>> BEGIN DATA SHOWN
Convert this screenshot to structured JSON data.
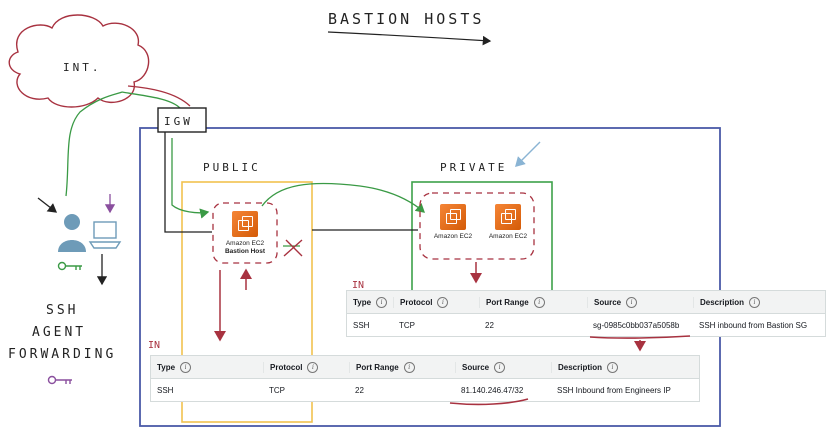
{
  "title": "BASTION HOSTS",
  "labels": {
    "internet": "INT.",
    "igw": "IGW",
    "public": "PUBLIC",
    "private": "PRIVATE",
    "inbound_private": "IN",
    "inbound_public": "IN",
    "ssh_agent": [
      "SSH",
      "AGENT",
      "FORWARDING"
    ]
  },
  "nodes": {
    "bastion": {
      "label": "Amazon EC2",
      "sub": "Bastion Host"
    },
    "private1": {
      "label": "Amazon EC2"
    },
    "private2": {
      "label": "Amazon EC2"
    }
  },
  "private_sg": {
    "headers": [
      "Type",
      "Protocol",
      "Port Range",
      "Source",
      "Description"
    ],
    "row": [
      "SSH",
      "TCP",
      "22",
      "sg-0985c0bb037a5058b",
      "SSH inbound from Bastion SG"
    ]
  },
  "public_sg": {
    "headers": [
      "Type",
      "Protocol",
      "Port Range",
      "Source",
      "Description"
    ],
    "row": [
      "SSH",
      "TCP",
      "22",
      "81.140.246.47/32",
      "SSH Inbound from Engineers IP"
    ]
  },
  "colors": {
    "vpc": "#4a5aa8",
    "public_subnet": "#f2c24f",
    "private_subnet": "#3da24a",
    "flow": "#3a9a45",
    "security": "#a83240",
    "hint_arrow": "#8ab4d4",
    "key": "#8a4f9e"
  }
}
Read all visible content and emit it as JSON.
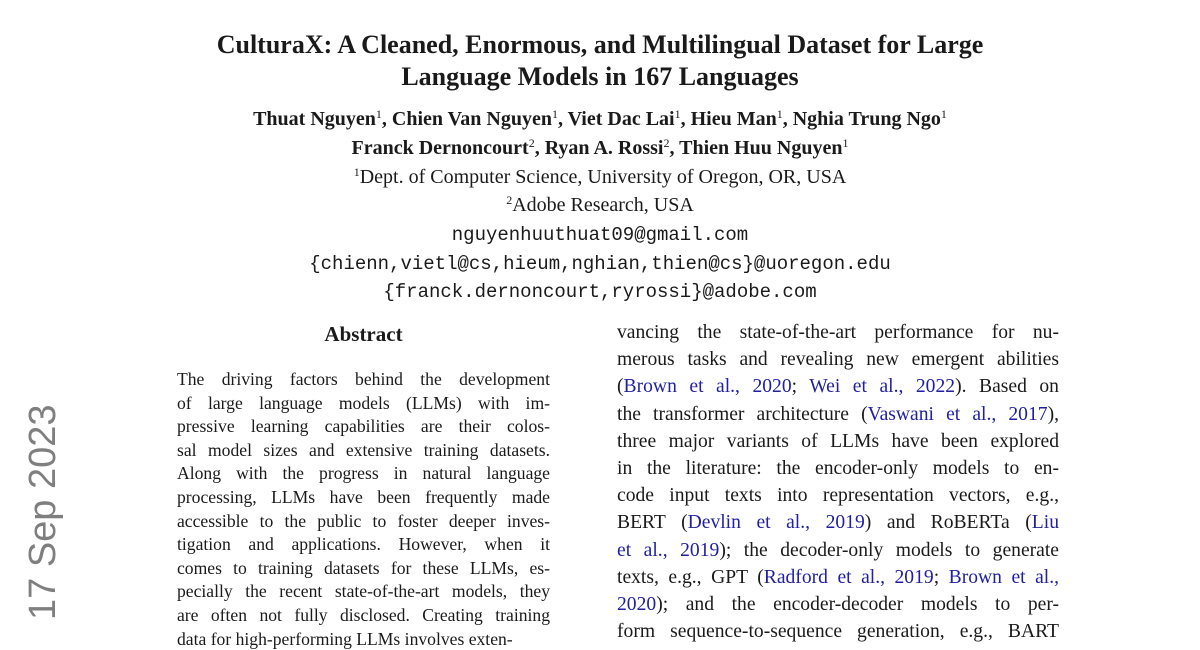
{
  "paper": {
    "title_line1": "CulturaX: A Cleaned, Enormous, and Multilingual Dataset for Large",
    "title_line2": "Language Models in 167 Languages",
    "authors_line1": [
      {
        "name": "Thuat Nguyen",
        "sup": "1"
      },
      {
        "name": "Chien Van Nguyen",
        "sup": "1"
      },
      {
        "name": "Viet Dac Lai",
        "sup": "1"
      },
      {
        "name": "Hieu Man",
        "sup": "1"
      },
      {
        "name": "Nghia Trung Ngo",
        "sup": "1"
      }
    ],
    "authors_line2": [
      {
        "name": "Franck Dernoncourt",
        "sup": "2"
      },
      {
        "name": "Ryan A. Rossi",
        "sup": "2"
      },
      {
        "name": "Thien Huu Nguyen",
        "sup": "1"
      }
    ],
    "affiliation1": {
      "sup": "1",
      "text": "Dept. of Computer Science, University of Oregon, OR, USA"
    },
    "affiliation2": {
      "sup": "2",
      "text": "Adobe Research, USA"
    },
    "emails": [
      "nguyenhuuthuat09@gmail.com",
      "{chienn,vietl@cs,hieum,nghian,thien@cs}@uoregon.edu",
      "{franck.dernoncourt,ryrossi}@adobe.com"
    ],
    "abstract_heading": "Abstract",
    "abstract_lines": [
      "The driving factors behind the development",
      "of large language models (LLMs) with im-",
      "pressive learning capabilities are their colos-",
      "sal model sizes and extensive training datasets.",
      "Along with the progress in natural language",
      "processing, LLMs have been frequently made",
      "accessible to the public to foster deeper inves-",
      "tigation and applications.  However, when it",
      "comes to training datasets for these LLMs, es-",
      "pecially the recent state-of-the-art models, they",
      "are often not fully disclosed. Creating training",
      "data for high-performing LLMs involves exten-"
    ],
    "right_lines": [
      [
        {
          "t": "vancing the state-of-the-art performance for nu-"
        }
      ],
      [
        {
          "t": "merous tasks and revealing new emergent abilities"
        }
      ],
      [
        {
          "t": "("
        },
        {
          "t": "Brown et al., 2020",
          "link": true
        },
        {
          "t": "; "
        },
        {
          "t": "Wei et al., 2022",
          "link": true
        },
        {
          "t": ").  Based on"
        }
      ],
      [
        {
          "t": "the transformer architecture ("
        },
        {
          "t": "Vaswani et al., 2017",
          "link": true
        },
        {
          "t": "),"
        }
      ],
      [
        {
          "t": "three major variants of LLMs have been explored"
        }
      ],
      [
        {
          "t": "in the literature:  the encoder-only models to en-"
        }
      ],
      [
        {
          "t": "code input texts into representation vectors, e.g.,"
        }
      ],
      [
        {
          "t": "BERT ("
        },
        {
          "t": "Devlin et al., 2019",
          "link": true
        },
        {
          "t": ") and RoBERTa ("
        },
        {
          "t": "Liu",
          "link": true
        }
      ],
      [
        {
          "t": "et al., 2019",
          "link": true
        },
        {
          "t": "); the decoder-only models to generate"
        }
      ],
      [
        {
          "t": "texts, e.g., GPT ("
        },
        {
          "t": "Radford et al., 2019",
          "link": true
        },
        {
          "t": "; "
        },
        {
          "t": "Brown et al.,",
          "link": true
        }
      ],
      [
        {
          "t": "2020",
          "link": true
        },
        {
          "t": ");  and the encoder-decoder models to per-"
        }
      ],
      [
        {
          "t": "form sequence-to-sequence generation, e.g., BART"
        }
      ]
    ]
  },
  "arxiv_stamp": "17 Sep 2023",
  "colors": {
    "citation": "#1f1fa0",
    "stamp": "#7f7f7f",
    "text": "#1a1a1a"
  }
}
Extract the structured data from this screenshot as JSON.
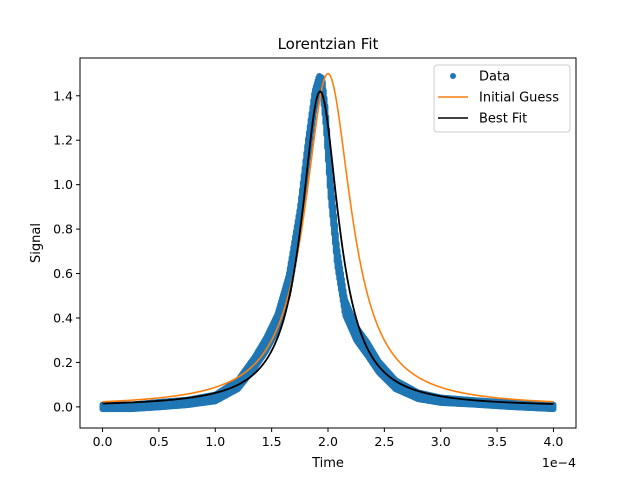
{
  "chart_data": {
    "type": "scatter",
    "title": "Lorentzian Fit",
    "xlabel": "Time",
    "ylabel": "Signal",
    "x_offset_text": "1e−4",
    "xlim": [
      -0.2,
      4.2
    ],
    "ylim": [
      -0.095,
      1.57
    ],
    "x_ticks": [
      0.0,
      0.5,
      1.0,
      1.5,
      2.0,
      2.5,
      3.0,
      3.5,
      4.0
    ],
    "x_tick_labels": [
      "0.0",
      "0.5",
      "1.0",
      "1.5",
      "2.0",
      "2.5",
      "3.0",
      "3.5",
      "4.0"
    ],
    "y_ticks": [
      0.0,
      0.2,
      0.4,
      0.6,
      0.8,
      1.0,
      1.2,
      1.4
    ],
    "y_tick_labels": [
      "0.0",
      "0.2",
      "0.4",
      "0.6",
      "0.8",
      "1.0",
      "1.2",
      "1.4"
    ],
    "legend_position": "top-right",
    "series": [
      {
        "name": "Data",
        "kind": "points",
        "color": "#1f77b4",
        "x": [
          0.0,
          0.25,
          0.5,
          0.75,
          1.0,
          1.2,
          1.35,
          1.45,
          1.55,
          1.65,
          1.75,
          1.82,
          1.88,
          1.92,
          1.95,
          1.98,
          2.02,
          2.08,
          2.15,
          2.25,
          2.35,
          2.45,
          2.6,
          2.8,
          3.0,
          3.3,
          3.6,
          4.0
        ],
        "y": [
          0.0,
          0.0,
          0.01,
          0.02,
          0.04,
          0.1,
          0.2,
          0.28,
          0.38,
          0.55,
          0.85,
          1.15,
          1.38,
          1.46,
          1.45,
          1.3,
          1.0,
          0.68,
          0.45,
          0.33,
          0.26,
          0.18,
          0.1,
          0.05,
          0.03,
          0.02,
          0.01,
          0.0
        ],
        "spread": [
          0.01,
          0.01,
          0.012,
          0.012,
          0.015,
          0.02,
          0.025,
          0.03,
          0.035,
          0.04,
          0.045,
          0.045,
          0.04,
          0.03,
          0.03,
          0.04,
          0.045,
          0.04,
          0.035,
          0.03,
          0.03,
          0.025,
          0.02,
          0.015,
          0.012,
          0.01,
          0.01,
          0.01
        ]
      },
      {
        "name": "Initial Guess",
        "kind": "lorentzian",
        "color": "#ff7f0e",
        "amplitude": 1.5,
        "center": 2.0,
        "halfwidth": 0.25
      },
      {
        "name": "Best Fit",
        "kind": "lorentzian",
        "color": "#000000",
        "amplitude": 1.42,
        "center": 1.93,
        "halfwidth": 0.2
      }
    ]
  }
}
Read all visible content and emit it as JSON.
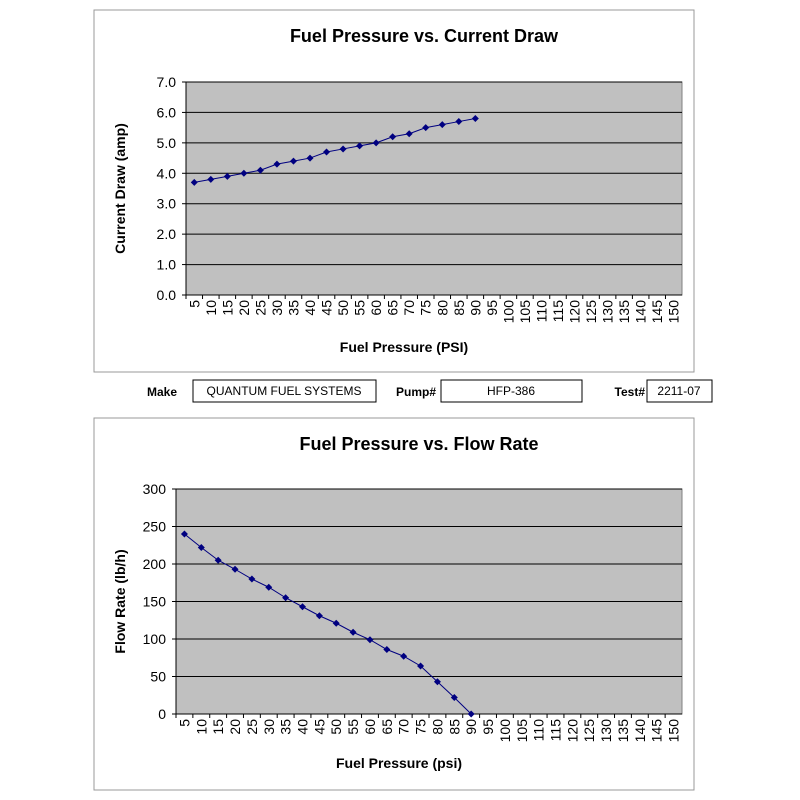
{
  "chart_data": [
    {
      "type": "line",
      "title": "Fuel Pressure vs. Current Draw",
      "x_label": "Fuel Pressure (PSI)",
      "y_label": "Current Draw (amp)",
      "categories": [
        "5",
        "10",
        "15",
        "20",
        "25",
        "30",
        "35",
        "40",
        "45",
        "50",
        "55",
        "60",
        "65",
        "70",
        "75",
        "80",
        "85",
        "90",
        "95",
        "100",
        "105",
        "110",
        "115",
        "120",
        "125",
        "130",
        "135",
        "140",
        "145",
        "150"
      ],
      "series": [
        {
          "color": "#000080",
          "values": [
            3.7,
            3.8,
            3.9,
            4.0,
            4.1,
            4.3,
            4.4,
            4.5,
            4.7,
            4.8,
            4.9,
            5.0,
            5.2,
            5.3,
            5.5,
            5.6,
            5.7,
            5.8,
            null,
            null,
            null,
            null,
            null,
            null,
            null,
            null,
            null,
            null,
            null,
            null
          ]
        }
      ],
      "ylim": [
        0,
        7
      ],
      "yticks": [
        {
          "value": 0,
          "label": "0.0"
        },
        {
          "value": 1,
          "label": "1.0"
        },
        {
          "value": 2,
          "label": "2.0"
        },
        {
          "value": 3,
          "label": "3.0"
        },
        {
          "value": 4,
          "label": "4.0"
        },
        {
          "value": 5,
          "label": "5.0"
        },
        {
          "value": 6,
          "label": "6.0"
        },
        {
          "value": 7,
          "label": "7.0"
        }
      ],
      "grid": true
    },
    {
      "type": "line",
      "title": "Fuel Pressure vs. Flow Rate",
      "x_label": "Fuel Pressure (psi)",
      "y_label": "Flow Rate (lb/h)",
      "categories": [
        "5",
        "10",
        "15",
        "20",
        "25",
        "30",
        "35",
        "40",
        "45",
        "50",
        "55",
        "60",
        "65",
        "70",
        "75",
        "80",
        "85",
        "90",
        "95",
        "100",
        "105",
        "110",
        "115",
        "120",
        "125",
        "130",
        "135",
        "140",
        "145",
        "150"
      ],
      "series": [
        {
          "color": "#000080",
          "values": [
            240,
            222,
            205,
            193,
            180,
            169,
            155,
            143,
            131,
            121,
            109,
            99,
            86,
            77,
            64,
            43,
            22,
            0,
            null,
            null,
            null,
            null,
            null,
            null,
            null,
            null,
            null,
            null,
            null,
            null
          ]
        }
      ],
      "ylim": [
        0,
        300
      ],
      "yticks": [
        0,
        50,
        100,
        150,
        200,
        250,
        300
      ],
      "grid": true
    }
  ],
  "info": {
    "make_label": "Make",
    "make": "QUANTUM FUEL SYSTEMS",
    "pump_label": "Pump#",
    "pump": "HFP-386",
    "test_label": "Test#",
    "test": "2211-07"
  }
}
>> END DATA SHOWN
**WHAT IS REQUIRED:**
Look over the listing. Pull out every line with the string "have" in it.

**ANSWER IN FULL:**
      "processing, LLMs have been frequently made",
          "t": "three major variants of LLMs have been explored"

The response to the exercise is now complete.